--- What to work on ---
Give only one thing: the number of lines that include the word "вони".

* * * * * * * * *

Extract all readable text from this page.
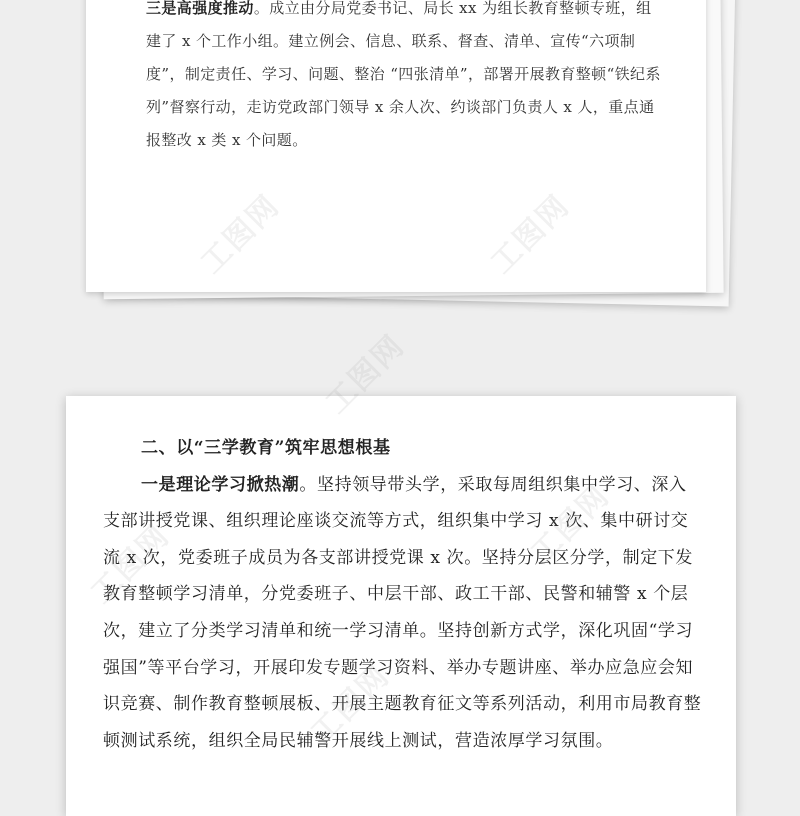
三是高强度推动。成立由分局党委书记、局长 xx 为组长教育整顿专班，组建了 x 个工作小组。建立例会、信息、联系、督查、清单、宣传“六项制度”，制定责任、学习、问题、整治 “四张清单”，部署开展教育整顿“铁纪系列”督察行动，走访党政部门领导 x 余人次、约谈部门负责人 x 人，重点通报整改 x 类 x 个问题。
二、以“三学教育”筑牢思想根基
一是理论学习掀热潮。坚持领导带头学，采取每周组织集中学习、深入支部讲授党课、组织理论座谈交流等方式，组织集中学习 x 次、集中研讨交流 x 次，党委班子成员为各支部讲授党课 x 次。坚持分层区分学，制定下发教育整顿学习清单，分党委班子、中层干部、政工干部、民警和辅警 x 个层次，建立了分类学习清单和统一学习清单。坚持创新方式学，深化巩固“学习强国”等平台学习，开展印发专题学习资料、举办专题讲座、举办应急应会知识竞赛、制作教育整顿展板、开展主题教育征文等系列活动，利用市局教育整顿测试系统，组织全局民辅警开展线上测试，营造浓厚学习氛围。
工图网
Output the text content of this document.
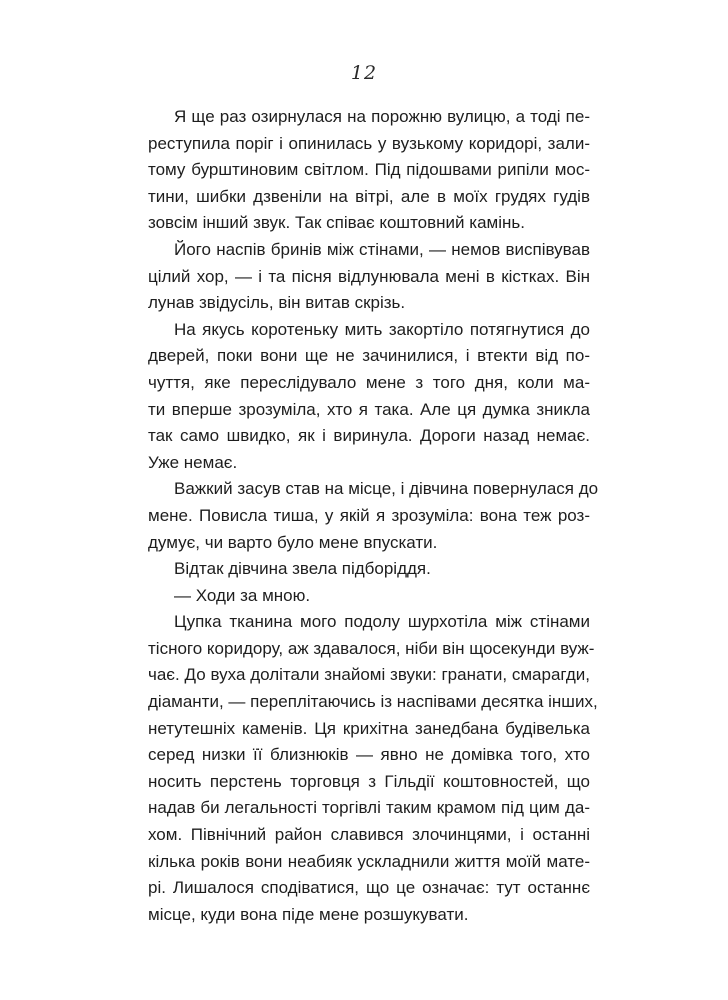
12
Я ще раз озирнулася на порожню вулицю, а тоді пе-
реступила поріг і опинилась у вузькому коридорі, зали-
тому бурштиновим світлом. Під підошвами рипіли мос-
тини, шибки дзвеніли на вітрі, але в моїх грудях гудів
зовсім інший звук. Так співає коштовний камінь.
Його наспів бринів між стінами, — немов виспівував
цілий хор, — і та пісня відлунювала мені в кістках. Він
лунав звідусіль, він витав скрізь.
На якусь коротеньку мить закортіло потягнутися до
дверей, поки вони ще не зачинилися, і втекти від по-
чуття, яке переслідувало мене з того дня, коли ма-
ти вперше зрозуміла, хто я така. Але ця думка зникла
так само швидко, як і виринула. Дороги назад немає.
Уже немає.
Важкий засув став на місце, і дівчина повернулася до
мене. Повисла тиша, у якій я зрозуміла: вона теж роз-
думує, чи варто було мене впускати.
Відтак дівчина звела підборіддя.
— Ходи за мною.
Цупка тканина мого подолу шурхотіла між стінами
тісного коридору, аж здавалося, ніби він щосекунди вуж-
чає. До вуха долітали знайомі звуки: гранати, смарагди,
діаманти, — переплітаючись із наспівами десятка інших,
нетутешніх каменів. Ця крихітна занедбана будівелька
серед низки її близнюків — явно не домівка того, хто
носить перстень торговця з Гільдії коштовностей, що
надав би легальності торгівлі таким крамом під цим да-
хом. Північний район славився злочинцями, і останні
кілька років вони неабияк ускладнили життя моїй мате-
рі. Лишалося сподіватися, що це означає: тут останнє
місце, куди вона піде мене розшукувати.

* * * * * * * * *

--- Full output ---
2